A block of data:

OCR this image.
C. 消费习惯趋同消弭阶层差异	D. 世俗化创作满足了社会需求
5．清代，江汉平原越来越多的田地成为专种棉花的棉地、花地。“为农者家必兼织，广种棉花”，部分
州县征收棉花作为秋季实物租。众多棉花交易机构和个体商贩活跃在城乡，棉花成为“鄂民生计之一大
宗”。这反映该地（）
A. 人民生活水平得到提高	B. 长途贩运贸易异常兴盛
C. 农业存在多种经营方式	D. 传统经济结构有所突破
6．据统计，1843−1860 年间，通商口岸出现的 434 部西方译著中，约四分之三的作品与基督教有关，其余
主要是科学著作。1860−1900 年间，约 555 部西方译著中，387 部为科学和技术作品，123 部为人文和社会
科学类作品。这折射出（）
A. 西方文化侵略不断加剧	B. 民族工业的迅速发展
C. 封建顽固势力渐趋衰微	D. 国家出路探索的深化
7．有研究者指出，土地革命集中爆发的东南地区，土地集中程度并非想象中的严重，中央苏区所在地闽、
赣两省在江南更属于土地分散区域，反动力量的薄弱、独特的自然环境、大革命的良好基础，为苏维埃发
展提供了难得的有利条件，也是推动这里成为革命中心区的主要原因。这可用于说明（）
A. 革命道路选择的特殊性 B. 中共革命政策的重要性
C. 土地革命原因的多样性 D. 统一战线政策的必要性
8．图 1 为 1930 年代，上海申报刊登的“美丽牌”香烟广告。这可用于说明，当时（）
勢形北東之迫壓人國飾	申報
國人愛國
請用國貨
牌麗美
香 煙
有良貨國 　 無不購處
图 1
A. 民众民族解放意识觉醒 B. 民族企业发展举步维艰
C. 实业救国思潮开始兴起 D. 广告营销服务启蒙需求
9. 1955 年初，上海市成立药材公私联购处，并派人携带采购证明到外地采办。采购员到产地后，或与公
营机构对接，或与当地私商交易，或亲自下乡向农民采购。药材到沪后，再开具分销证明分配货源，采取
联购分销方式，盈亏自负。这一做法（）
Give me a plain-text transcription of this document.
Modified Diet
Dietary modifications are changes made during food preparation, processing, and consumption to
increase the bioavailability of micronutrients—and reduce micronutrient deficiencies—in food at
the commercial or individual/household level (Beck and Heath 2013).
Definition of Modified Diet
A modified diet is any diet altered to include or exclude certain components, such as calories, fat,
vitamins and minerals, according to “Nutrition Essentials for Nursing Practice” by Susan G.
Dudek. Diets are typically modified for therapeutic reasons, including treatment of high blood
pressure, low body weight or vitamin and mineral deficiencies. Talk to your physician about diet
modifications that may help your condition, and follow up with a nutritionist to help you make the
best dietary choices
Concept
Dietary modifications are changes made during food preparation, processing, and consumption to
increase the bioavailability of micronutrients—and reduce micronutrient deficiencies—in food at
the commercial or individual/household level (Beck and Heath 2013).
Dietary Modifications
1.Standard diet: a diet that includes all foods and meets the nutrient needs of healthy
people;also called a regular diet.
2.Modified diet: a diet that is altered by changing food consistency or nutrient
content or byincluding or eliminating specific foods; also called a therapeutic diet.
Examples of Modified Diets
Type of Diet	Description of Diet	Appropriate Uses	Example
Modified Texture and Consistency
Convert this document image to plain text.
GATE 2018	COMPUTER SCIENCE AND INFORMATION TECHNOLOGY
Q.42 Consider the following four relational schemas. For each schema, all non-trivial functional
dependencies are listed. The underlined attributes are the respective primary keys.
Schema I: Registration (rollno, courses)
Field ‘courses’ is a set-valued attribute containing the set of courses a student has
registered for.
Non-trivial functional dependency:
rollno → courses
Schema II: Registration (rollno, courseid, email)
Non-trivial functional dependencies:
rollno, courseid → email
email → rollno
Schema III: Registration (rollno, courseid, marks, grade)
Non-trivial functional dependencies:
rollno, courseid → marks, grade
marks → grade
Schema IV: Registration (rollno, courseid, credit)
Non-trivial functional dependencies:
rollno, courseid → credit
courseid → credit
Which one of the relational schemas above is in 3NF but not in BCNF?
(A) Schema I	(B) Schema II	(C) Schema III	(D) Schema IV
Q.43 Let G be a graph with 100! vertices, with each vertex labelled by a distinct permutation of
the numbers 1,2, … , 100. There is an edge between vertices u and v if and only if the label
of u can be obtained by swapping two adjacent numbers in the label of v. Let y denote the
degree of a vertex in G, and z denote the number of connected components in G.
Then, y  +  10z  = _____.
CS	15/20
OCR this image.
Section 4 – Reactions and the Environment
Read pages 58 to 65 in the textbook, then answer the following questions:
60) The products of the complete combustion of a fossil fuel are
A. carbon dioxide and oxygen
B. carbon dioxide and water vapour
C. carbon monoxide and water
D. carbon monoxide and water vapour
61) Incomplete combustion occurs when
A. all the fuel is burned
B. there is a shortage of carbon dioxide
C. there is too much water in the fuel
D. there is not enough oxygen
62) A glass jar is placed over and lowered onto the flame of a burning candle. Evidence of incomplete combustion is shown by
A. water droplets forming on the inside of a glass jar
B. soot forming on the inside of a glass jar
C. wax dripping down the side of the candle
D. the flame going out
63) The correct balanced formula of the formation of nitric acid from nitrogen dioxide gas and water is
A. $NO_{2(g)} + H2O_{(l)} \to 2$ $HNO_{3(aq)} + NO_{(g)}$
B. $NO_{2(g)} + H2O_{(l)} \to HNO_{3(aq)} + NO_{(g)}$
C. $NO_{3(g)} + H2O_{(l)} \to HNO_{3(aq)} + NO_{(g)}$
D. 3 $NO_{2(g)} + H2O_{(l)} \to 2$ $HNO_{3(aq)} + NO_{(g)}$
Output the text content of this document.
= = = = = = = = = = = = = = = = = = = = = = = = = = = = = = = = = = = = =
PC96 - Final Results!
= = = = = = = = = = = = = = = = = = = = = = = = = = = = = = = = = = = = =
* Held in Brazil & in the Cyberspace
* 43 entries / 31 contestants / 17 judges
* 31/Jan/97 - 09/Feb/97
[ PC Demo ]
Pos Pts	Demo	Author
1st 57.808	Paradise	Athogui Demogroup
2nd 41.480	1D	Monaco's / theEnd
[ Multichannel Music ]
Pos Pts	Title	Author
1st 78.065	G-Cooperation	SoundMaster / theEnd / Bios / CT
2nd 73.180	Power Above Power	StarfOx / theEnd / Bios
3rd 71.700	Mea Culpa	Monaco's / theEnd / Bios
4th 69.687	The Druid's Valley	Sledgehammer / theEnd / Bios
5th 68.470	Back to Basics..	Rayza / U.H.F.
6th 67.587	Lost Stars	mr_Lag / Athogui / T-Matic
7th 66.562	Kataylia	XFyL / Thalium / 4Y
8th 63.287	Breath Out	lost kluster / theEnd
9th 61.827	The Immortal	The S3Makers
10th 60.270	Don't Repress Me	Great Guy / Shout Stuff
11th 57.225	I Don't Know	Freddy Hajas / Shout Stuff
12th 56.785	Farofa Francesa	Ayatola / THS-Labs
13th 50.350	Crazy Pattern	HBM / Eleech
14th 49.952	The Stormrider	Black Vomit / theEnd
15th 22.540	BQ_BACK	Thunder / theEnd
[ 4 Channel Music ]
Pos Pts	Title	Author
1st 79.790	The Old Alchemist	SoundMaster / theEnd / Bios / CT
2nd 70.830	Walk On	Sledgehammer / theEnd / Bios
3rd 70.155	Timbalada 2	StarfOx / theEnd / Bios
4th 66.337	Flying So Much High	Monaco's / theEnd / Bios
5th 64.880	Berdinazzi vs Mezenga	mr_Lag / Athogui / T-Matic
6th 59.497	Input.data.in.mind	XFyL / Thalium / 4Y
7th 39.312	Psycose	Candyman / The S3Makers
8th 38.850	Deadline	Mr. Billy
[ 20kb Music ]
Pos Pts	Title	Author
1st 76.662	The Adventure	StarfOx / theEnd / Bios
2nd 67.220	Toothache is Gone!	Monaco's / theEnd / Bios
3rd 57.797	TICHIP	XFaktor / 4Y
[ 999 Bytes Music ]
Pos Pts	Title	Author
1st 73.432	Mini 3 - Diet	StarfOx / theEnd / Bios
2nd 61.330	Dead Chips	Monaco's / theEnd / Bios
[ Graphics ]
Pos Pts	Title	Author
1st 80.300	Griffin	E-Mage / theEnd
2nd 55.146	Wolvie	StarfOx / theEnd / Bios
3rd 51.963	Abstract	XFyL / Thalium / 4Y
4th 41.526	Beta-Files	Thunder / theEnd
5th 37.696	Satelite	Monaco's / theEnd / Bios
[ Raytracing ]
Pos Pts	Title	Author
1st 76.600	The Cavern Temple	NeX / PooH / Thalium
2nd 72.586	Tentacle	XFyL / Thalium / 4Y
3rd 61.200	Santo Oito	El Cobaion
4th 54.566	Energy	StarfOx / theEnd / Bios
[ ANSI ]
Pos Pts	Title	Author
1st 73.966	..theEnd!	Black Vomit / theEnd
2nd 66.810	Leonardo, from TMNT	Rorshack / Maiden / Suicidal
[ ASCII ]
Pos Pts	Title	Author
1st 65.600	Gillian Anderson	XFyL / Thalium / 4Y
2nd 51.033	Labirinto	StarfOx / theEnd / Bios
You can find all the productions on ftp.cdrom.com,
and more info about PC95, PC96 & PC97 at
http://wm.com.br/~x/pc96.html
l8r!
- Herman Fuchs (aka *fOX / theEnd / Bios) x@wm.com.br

OBJECTIVE :: In the entries above, identify every line with the string "email".

SOLVED EXERCISE ::
Schema II: Registration (rollno, courseid, email)
rollno, courseid → email
email → rollno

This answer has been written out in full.